▶ [Required work] Filter the entries that follow, copying every line in which the word "нагрузка" appears.

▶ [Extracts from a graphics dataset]

## BEGIN

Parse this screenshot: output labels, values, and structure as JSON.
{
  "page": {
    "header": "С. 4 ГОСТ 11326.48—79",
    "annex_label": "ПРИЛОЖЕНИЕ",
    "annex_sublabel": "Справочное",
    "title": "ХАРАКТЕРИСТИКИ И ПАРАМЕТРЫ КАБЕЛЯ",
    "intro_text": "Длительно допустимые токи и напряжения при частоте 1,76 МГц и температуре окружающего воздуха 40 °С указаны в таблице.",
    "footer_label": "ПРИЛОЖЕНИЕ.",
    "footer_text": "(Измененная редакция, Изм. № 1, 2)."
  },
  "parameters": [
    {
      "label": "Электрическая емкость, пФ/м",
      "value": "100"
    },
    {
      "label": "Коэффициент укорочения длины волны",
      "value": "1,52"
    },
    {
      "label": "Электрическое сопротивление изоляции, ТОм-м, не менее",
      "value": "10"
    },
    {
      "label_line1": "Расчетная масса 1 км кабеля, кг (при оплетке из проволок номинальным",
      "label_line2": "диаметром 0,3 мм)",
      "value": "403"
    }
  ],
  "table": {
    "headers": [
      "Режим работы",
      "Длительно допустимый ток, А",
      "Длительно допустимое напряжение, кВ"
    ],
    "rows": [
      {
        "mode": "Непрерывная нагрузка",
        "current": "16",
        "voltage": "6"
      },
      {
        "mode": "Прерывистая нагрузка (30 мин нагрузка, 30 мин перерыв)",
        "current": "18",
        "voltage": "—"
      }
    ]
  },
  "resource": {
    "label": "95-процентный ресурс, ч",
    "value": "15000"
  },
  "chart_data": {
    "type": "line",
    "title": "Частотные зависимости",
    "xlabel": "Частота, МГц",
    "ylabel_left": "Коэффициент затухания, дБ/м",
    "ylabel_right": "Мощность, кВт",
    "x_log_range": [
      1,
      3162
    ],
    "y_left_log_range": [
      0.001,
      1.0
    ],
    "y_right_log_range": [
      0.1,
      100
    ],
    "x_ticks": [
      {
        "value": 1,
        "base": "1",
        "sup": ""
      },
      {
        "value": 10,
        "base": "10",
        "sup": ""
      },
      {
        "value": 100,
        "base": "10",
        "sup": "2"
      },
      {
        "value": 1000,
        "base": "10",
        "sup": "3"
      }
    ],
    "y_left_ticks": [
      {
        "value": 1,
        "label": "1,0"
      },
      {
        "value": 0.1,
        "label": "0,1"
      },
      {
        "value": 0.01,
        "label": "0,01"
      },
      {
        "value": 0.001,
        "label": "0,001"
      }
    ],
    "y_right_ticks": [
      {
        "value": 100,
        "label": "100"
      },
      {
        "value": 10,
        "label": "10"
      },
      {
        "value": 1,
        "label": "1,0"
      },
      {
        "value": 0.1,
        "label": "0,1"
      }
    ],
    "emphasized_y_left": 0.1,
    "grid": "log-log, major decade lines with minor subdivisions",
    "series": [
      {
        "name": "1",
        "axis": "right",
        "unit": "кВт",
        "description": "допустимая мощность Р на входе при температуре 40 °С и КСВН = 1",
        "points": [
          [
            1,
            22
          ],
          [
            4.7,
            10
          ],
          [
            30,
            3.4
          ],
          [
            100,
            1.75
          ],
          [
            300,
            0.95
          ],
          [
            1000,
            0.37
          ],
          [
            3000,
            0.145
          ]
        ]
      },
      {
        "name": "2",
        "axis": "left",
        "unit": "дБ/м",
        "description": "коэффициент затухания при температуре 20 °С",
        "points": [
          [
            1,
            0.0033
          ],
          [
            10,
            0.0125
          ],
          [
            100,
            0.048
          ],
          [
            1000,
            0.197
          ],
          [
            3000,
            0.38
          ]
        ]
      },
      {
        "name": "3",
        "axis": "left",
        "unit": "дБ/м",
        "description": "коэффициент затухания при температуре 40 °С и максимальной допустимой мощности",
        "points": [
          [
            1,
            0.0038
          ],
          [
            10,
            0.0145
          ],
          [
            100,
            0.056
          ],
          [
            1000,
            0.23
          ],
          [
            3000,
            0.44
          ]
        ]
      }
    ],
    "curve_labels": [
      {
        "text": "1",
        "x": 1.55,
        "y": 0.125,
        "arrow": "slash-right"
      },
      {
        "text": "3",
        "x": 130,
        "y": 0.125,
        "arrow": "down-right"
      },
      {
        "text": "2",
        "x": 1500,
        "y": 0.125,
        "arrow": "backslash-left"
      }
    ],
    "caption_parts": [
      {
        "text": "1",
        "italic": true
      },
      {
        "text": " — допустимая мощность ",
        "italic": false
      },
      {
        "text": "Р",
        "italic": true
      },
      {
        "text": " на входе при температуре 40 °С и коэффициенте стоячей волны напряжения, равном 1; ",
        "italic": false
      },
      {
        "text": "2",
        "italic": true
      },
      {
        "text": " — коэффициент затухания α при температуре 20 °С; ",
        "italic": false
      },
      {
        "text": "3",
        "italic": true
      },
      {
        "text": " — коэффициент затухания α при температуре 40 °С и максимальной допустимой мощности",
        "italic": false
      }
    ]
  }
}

## END

▶ [Written response]
        "mode": "Непрерывная нагрузка",
        "mode": "Прерывистая нагрузка (30 мин нагрузка, 30 мин перерыв)",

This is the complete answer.